### What needs to be done
Your task is to locate every line holding the string "xlabel" and to copy each of them.

##### Source records

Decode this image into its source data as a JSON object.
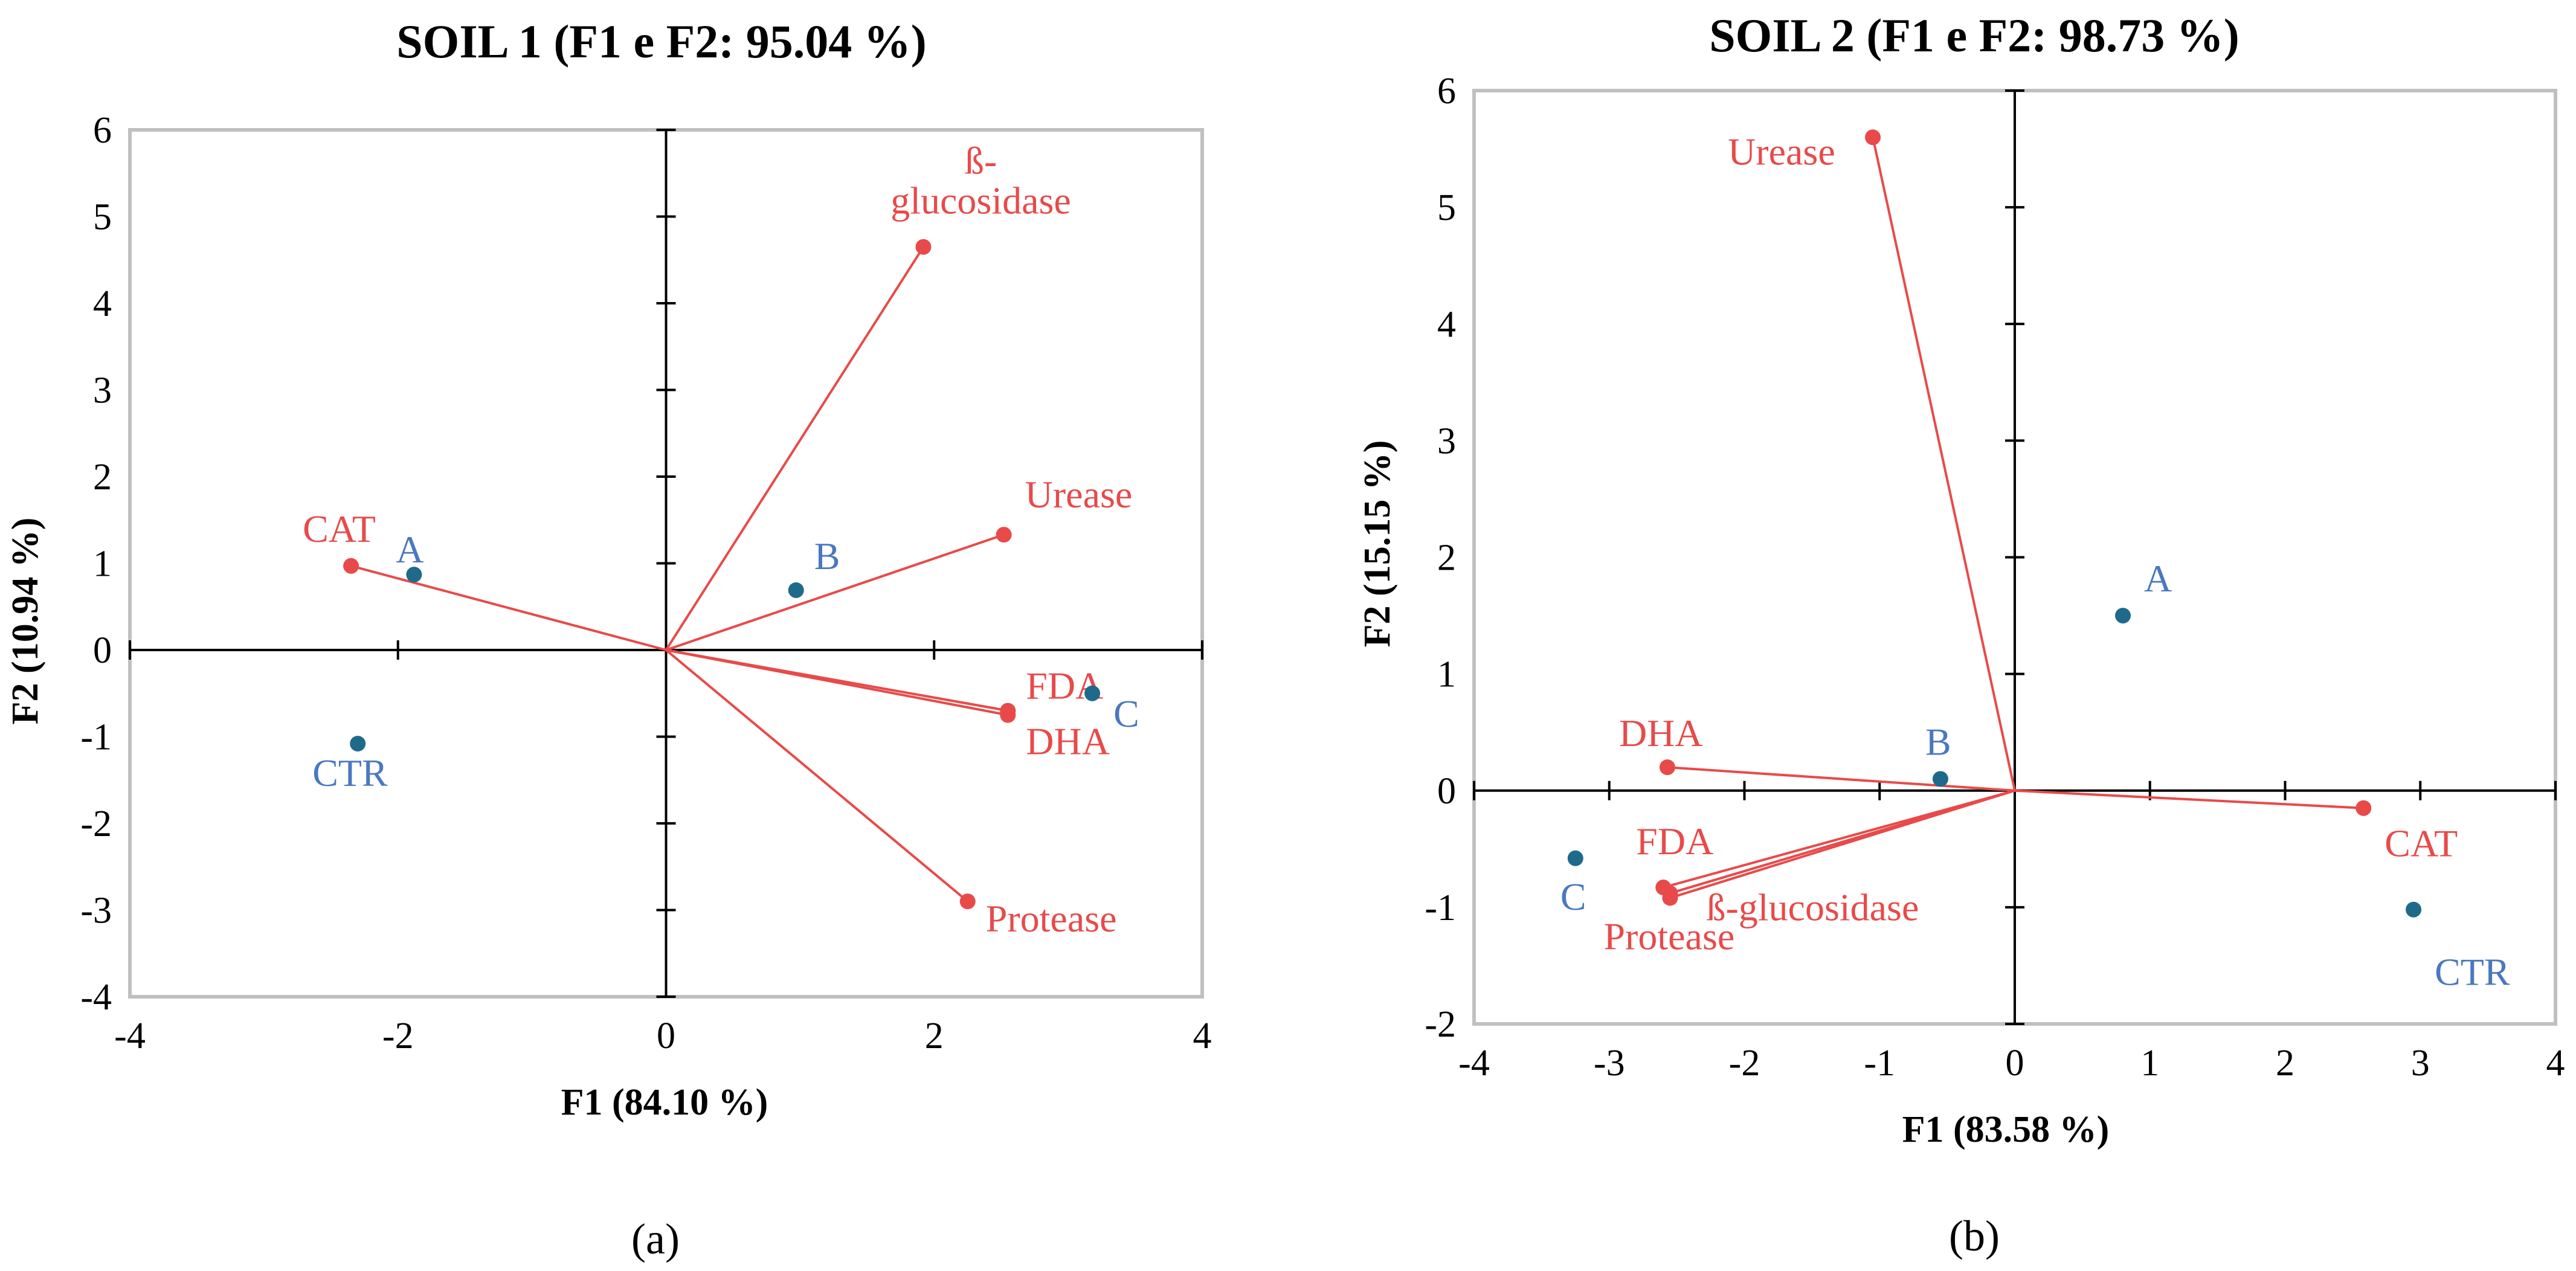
{
  "chart_data": [
    {
      "type": "scatter",
      "title": "SOIL 1 (F1 e F2: 95.04 %)",
      "xlabel": "F1 (84.10 %)",
      "ylabel": "F2 (10.94 %)",
      "xlim": [
        -4,
        4
      ],
      "ylim": [
        -4,
        6
      ],
      "xticks": [
        -4,
        -2,
        0,
        2,
        4
      ],
      "yticks": [
        -4,
        -3,
        -2,
        -1,
        0,
        1,
        2,
        3,
        4,
        5,
        6
      ],
      "panel_label": "(a)",
      "series": [
        {
          "name": "variables",
          "color": "#e84a4a",
          "style": "vector",
          "points": [
            {
              "label": [
                "ß-",
                "glucosidase"
              ],
              "x": 1.92,
              "y": 4.65
            },
            {
              "label": [
                "Urease"
              ],
              "x": 2.52,
              "y": 1.33
            },
            {
              "label": [
                "FDA"
              ],
              "x": 2.55,
              "y": -0.7
            },
            {
              "label": [
                "DHA"
              ],
              "x": 2.55,
              "y": -0.75
            },
            {
              "label": [
                "Protease"
              ],
              "x": 2.25,
              "y": -2.9
            },
            {
              "label": [
                "CAT"
              ],
              "x": -2.35,
              "y": 0.97
            }
          ]
        },
        {
          "name": "observations",
          "color": "#1f6a8a",
          "label_color": "#4a78bf",
          "style": "point",
          "points": [
            {
              "label": [
                "A"
              ],
              "x": -1.88,
              "y": 0.87
            },
            {
              "label": [
                "B"
              ],
              "x": 0.97,
              "y": 0.69
            },
            {
              "label": [
                "C"
              ],
              "x": 3.18,
              "y": -0.5
            },
            {
              "label": [
                "CTR"
              ],
              "x": -2.3,
              "y": -1.08
            }
          ]
        }
      ]
    },
    {
      "type": "scatter",
      "title": "SOIL 2 (F1 e F2: 98.73 %)",
      "xlabel": "F1 (83.58 %)",
      "ylabel": "F2 (15.15 %)",
      "xlim": [
        -4,
        4
      ],
      "ylim": [
        -2,
        6
      ],
      "xticks": [
        -4,
        -3,
        -2,
        -1,
        0,
        1,
        2,
        3,
        4
      ],
      "yticks": [
        -2,
        -1,
        0,
        1,
        2,
        3,
        4,
        5,
        6
      ],
      "panel_label": "(b)",
      "series": [
        {
          "name": "variables",
          "color": "#e84a4a",
          "style": "vector",
          "points": [
            {
              "label": [
                "Urease"
              ],
              "x": -1.05,
              "y": 5.6
            },
            {
              "label": [
                "DHA"
              ],
              "x": -2.57,
              "y": 0.2
            },
            {
              "label": [
                "FDA"
              ],
              "x": -2.6,
              "y": -0.83
            },
            {
              "label": [
                "ß-glucosidase"
              ],
              "x": -2.55,
              "y": -0.88
            },
            {
              "label": [
                "Protease"
              ],
              "x": -2.55,
              "y": -0.92
            },
            {
              "label": [
                "CAT"
              ],
              "x": 2.58,
              "y": -0.15
            }
          ]
        },
        {
          "name": "observations",
          "color": "#1f6a8a",
          "label_color": "#4a78bf",
          "style": "point",
          "points": [
            {
              "label": [
                "A"
              ],
              "x": 0.8,
              "y": 1.5
            },
            {
              "label": [
                "B"
              ],
              "x": -0.55,
              "y": 0.1
            },
            {
              "label": [
                "C"
              ],
              "x": -3.25,
              "y": -0.58
            },
            {
              "label": [
                "CTR"
              ],
              "x": 2.95,
              "y": -1.02
            }
          ]
        }
      ]
    }
  ]
}
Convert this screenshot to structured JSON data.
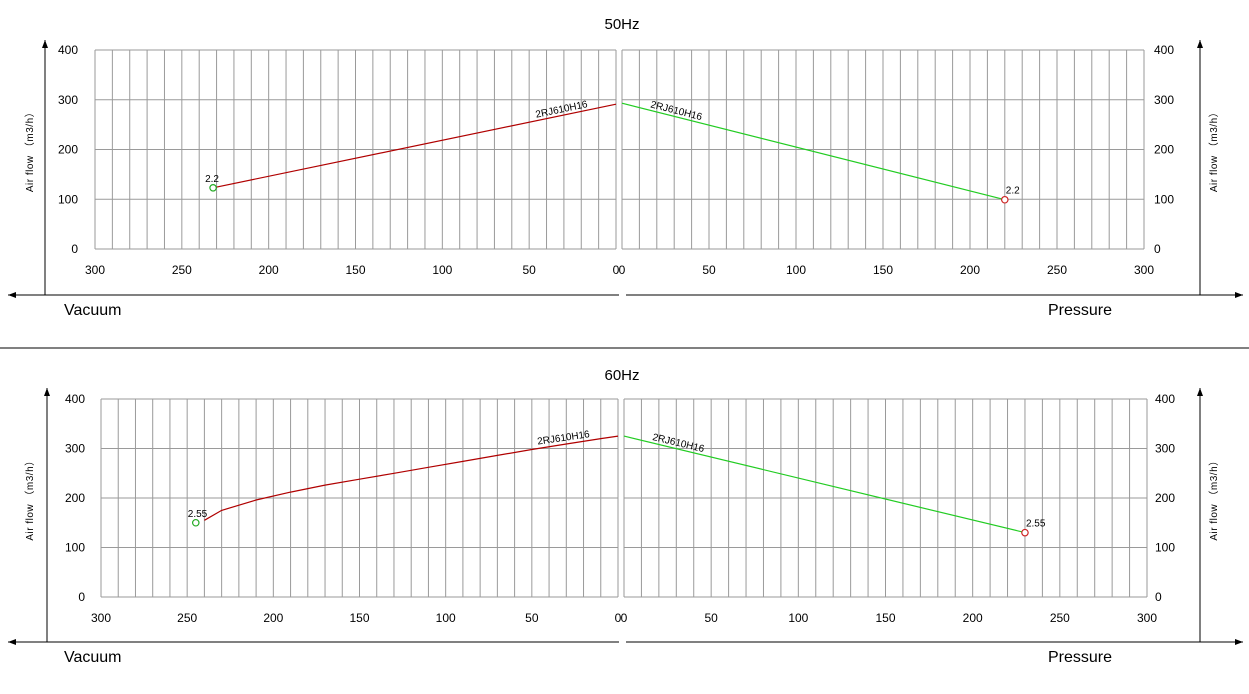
{
  "chart_data": [
    {
      "type": "line",
      "title": "50Hz",
      "ylabel": "Air flow （m3/h）",
      "ylim": [
        0,
        400
      ],
      "yticks": [
        0,
        100,
        200,
        300,
        400
      ],
      "vacuum": {
        "label": "Vacuum",
        "xlim": [
          300,
          0
        ],
        "xticks": [
          300,
          250,
          200,
          150,
          100,
          50,
          0
        ],
        "series": [
          {
            "name": "2RJ610H16",
            "color": "#b00000",
            "x": [
              232,
              0
            ],
            "y": [
              123,
              291
            ],
            "end_point": {
              "x": 232,
              "y": 123,
              "label": "2.2",
              "color": "#22aa22"
            }
          }
        ]
      },
      "pressure": {
        "label": "Pressure",
        "xlim": [
          0,
          300
        ],
        "xticks": [
          0,
          50,
          100,
          150,
          200,
          250,
          300
        ],
        "series": [
          {
            "name": "2RJ610H16",
            "color": "#22cc22",
            "x": [
              0,
              220
            ],
            "y": [
              293,
              99
            ],
            "end_point": {
              "x": 220,
              "y": 99,
              "label": "2.2",
              "color": "#cc2222"
            }
          }
        ]
      }
    },
    {
      "type": "line",
      "title": "60Hz",
      "ylabel": "Air flow （m3/h）",
      "ylim": [
        0,
        400
      ],
      "yticks": [
        0,
        100,
        200,
        300,
        400
      ],
      "vacuum": {
        "label": "Vacuum",
        "xlim": [
          300,
          0
        ],
        "xticks": [
          300,
          250,
          200,
          150,
          100,
          50,
          0
        ],
        "series": [
          {
            "name": "2RJ610H16",
            "color": "#b00000",
            "x": [
              240,
              230,
              210,
              190,
              170,
              150,
              130,
              110,
              90,
              70,
              50,
              30,
              10,
              0
            ],
            "y": [
              155,
              175,
              196,
              212,
              226,
              238,
              250,
              262,
              274,
              286,
              298,
              309,
              320,
              325
            ],
            "end_point": {
              "x": 245,
              "y": 150,
              "label": "2.55",
              "color": "#22aa22"
            }
          }
        ]
      },
      "pressure": {
        "label": "Pressure",
        "xlim": [
          0,
          300
        ],
        "xticks": [
          0,
          50,
          100,
          150,
          200,
          250,
          300
        ],
        "series": [
          {
            "name": "2RJ610H16",
            "color": "#22cc22",
            "x": [
              0,
              230
            ],
            "y": [
              325,
              130
            ],
            "end_point": {
              "x": 230,
              "y": 130,
              "label": "2.55",
              "color": "#cc2222"
            }
          }
        ]
      }
    }
  ]
}
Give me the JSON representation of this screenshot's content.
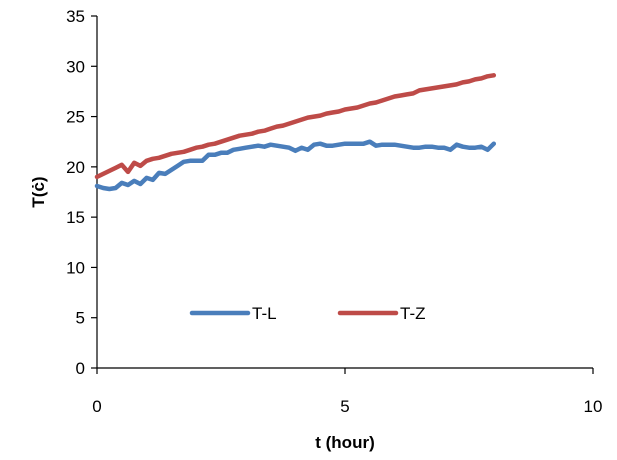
{
  "chart_data": {
    "type": "line",
    "xlabel": "t (hour)",
    "ylabel": "T(ċ)",
    "xlim": [
      0,
      10
    ],
    "ylim": [
      0,
      35
    ],
    "xticks": [
      0,
      5,
      10
    ],
    "yticks": [
      0,
      5,
      10,
      15,
      20,
      25,
      30,
      35
    ],
    "grid": false,
    "legend_position": "inside-bottom-center",
    "series": [
      {
        "name": "T-L",
        "color": "#4a7ebb",
        "x": [
          0,
          0.125,
          0.25,
          0.375,
          0.5,
          0.625,
          0.75,
          0.875,
          1,
          1.125,
          1.25,
          1.375,
          1.5,
          1.625,
          1.75,
          1.875,
          2,
          2.125,
          2.25,
          2.375,
          2.5,
          2.625,
          2.75,
          2.875,
          3,
          3.125,
          3.25,
          3.375,
          3.5,
          3.625,
          3.75,
          3.875,
          4,
          4.125,
          4.25,
          4.375,
          4.5,
          4.625,
          4.75,
          4.875,
          5,
          5.125,
          5.25,
          5.375,
          5.5,
          5.625,
          5.75,
          5.875,
          6,
          6.125,
          6.25,
          6.375,
          6.5,
          6.625,
          6.75,
          6.875,
          7,
          7.125,
          7.25,
          7.375,
          7.5,
          7.625,
          7.75,
          7.875,
          8
        ],
        "y": [
          18.1,
          17.9,
          17.8,
          17.9,
          18.4,
          18.2,
          18.6,
          18.3,
          18.9,
          18.7,
          19.4,
          19.3,
          19.7,
          20.1,
          20.5,
          20.6,
          20.6,
          20.6,
          21.2,
          21.2,
          21.4,
          21.4,
          21.7,
          21.8,
          21.9,
          22.0,
          22.1,
          22.0,
          22.2,
          22.1,
          22.0,
          21.9,
          21.6,
          21.9,
          21.7,
          22.2,
          22.3,
          22.1,
          22.1,
          22.2,
          22.3,
          22.3,
          22.3,
          22.3,
          22.5,
          22.1,
          22.2,
          22.2,
          22.2,
          22.1,
          22.0,
          21.9,
          21.9,
          22.0,
          22.0,
          21.9,
          21.9,
          21.7,
          22.2,
          22.0,
          21.9,
          21.9,
          22.0,
          21.7,
          22.3
        ]
      },
      {
        "name": "T-Z",
        "color": "#be4b48",
        "x": [
          0,
          0.125,
          0.25,
          0.375,
          0.5,
          0.625,
          0.75,
          0.875,
          1,
          1.125,
          1.25,
          1.375,
          1.5,
          1.625,
          1.75,
          1.875,
          2,
          2.125,
          2.25,
          2.375,
          2.5,
          2.625,
          2.75,
          2.875,
          3,
          3.125,
          3.25,
          3.375,
          3.5,
          3.625,
          3.75,
          3.875,
          4,
          4.125,
          4.25,
          4.375,
          4.5,
          4.625,
          4.75,
          4.875,
          5,
          5.125,
          5.25,
          5.375,
          5.5,
          5.625,
          5.75,
          5.875,
          6,
          6.125,
          6.25,
          6.375,
          6.5,
          6.625,
          6.75,
          6.875,
          7,
          7.125,
          7.25,
          7.375,
          7.5,
          7.625,
          7.75,
          7.875,
          8
        ],
        "y": [
          19.0,
          19.3,
          19.6,
          19.9,
          20.2,
          19.5,
          20.4,
          20.1,
          20.6,
          20.8,
          20.9,
          21.1,
          21.3,
          21.4,
          21.5,
          21.7,
          21.9,
          22.0,
          22.2,
          22.3,
          22.5,
          22.7,
          22.9,
          23.1,
          23.2,
          23.3,
          23.5,
          23.6,
          23.8,
          24.0,
          24.1,
          24.3,
          24.5,
          24.7,
          24.9,
          25.0,
          25.1,
          25.3,
          25.4,
          25.5,
          25.7,
          25.8,
          25.9,
          26.1,
          26.3,
          26.4,
          26.6,
          26.8,
          27.0,
          27.1,
          27.2,
          27.3,
          27.6,
          27.7,
          27.8,
          27.9,
          28.0,
          28.1,
          28.2,
          28.4,
          28.5,
          28.7,
          28.8,
          29.0,
          29.1
        ]
      }
    ]
  }
}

##########

### Response below
      "xlabel": "F1 (84.10 %)",
      "xlabel": "F1 (83.58 %)",
    "xlabel": "t (hour)",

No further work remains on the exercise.